* Written request *
Pull out every line with the word "symptômes".

* Material for this task *
_ _ _

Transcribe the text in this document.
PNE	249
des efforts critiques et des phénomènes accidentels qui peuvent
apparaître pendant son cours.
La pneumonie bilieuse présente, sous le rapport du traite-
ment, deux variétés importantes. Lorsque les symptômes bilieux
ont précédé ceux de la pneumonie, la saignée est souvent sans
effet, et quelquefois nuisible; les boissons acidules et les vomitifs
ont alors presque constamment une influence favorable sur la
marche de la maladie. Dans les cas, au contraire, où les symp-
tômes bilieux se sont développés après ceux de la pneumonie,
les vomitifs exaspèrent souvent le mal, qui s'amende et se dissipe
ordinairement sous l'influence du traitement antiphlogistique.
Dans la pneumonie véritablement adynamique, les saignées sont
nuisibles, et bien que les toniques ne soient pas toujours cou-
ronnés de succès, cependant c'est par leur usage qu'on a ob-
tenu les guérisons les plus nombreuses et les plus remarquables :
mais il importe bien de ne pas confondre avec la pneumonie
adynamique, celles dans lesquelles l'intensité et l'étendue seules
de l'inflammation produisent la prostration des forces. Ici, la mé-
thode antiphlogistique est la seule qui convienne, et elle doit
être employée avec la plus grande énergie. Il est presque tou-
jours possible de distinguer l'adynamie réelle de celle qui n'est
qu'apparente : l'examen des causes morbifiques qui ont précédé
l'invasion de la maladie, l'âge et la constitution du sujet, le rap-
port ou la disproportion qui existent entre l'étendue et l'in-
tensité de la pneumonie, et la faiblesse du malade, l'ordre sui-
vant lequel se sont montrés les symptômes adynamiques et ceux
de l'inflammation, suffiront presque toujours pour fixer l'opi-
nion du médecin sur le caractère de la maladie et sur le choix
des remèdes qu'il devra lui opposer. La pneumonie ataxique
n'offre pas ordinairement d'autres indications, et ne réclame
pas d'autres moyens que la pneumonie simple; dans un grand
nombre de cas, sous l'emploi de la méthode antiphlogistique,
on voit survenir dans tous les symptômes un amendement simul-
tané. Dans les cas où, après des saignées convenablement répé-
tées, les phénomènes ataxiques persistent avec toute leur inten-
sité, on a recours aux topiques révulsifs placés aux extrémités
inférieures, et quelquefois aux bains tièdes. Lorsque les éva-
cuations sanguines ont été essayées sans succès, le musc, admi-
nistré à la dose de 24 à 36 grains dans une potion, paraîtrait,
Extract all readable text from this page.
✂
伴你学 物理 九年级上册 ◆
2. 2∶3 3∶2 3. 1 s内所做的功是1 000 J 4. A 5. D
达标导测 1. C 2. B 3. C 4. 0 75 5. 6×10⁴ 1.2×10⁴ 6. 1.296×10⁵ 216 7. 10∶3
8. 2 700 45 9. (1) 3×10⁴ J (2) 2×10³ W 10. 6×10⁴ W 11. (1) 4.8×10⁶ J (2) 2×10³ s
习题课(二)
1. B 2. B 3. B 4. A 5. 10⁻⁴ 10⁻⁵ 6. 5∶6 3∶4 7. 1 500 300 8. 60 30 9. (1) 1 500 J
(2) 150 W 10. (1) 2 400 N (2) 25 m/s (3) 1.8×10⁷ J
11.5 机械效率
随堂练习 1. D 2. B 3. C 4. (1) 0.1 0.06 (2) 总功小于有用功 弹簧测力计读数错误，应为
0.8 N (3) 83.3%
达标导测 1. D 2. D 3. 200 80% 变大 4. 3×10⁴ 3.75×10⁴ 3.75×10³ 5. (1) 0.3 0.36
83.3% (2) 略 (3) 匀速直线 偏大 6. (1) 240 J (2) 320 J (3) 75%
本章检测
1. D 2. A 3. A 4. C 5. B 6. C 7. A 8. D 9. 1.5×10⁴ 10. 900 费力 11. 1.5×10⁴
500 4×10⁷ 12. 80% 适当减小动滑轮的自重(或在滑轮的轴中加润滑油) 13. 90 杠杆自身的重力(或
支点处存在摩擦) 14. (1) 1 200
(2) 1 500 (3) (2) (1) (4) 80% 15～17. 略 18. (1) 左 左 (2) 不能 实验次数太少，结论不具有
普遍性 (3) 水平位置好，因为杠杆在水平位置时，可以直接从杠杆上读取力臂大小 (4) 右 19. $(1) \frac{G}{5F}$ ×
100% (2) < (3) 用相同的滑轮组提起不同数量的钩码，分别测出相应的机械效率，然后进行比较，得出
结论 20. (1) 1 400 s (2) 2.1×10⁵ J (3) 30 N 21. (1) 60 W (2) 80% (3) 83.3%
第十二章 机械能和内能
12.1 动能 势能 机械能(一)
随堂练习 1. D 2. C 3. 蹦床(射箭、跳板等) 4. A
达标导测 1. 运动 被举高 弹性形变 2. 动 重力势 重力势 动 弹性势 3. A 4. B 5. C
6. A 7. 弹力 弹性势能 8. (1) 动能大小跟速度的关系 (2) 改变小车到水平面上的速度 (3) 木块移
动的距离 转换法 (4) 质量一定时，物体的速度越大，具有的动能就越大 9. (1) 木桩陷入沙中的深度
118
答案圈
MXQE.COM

_ _ _

* Solved exercise *
ment, deux variétés importantes. Lorsque les symptômes bilieux
vant lequel se sont montrés les symptômes adynamiques et ceux
on voit survenir dans tous les symptômes un amendement simul-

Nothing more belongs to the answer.